Records

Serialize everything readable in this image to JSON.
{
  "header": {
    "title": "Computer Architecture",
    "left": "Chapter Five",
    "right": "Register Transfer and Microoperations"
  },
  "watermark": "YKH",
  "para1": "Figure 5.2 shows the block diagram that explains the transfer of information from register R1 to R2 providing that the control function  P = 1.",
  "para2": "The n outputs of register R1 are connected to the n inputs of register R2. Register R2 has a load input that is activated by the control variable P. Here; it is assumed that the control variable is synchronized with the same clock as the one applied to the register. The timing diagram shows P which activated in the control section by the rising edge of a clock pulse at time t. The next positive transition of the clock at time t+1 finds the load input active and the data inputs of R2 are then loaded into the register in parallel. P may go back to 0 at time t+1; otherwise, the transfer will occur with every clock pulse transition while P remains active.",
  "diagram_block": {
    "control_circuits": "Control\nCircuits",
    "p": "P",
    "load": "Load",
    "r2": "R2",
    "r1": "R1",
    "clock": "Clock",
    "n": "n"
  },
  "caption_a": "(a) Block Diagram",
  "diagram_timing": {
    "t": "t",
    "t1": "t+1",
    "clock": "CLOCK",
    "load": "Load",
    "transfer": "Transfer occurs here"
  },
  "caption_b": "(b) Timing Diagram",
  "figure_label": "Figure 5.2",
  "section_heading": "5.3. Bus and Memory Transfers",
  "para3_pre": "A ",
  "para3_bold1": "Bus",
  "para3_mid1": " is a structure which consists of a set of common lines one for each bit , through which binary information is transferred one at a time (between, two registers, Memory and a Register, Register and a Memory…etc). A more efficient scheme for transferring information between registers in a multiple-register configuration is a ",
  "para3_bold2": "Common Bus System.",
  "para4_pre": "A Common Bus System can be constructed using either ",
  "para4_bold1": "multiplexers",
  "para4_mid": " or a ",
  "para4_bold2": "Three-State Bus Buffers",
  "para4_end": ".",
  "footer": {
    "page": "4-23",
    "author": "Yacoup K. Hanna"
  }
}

* * *

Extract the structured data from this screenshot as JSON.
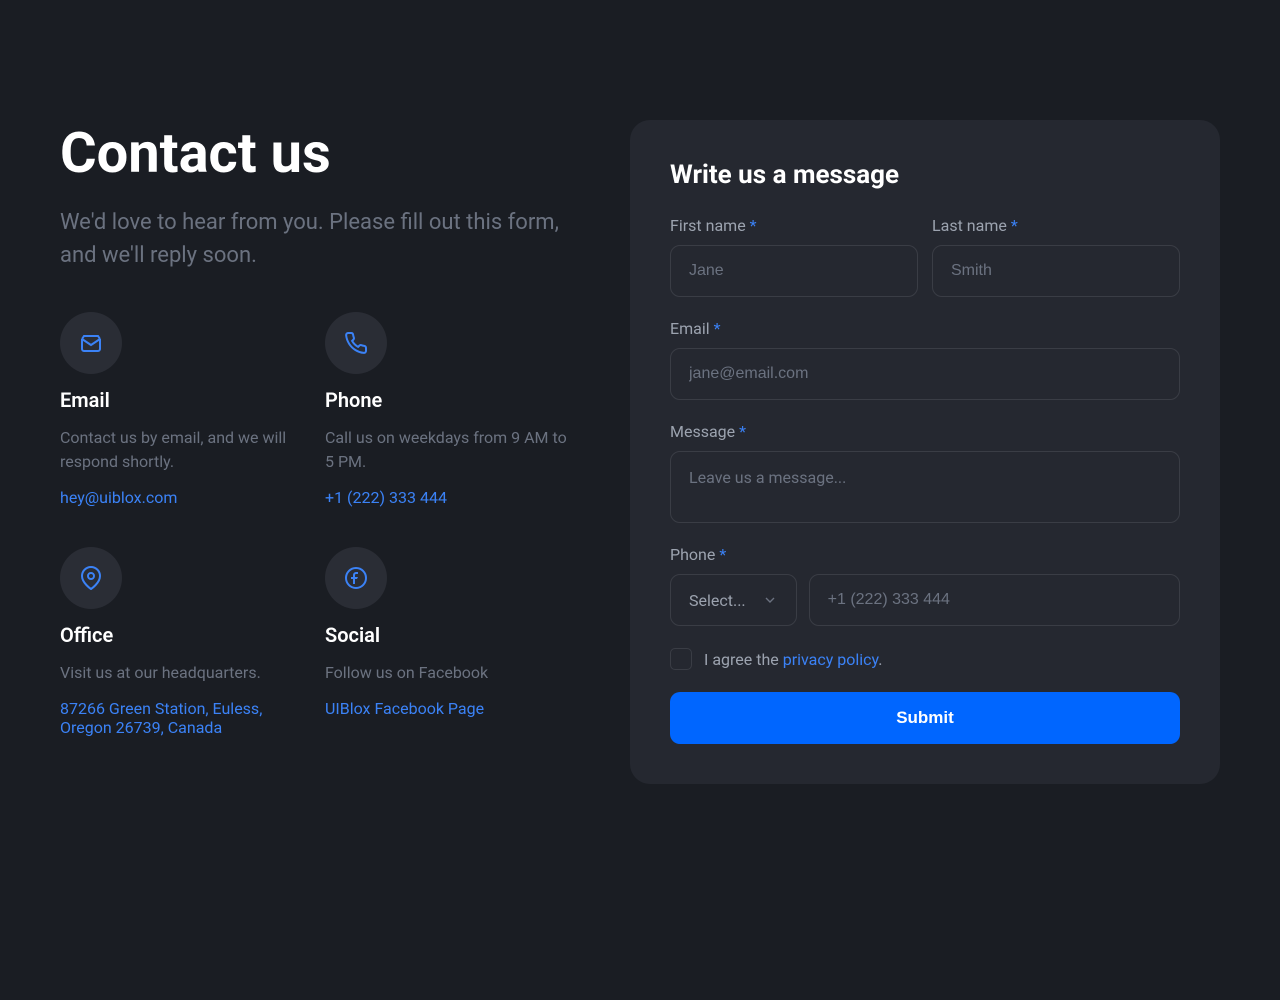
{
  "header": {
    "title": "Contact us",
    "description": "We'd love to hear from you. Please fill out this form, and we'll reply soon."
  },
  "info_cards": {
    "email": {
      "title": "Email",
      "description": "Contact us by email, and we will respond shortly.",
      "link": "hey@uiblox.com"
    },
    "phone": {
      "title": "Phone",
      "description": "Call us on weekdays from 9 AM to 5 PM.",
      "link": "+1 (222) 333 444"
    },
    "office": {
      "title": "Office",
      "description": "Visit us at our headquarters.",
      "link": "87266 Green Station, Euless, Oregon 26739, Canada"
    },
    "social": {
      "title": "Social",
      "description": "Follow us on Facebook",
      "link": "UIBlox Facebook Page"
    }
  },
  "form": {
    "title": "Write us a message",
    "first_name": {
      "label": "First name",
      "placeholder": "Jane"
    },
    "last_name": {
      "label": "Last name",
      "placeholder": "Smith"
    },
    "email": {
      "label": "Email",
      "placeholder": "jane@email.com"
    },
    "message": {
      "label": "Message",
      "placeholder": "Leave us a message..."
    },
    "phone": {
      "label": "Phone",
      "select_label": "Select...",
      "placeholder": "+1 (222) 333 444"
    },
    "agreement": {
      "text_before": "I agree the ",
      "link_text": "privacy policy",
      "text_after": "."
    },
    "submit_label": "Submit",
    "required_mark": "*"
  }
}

Challenge:
Where a line of the entries contains the word "data", copy that line.

Task answer:
  "para2": "The n outputs of register R1 are connected to the n inputs of register R2. Register R2 has a load input that is activated by the control variable P. Here; it is assumed that the control variable is synchronized with the same clock as the one applied to the register. The timing diagram shows P which activated in the control section by the rising edge of a clock pulse at time t. The next positive transition of the clock at time t+1 finds the load input active and the data inputs of R2 are then loaded into the register in parallel. P may go back to 0 at time t+1; otherwise, the transfer will occur with every clock pulse transition while P remains active.",
Extract the structured data from this screenshot as JSON.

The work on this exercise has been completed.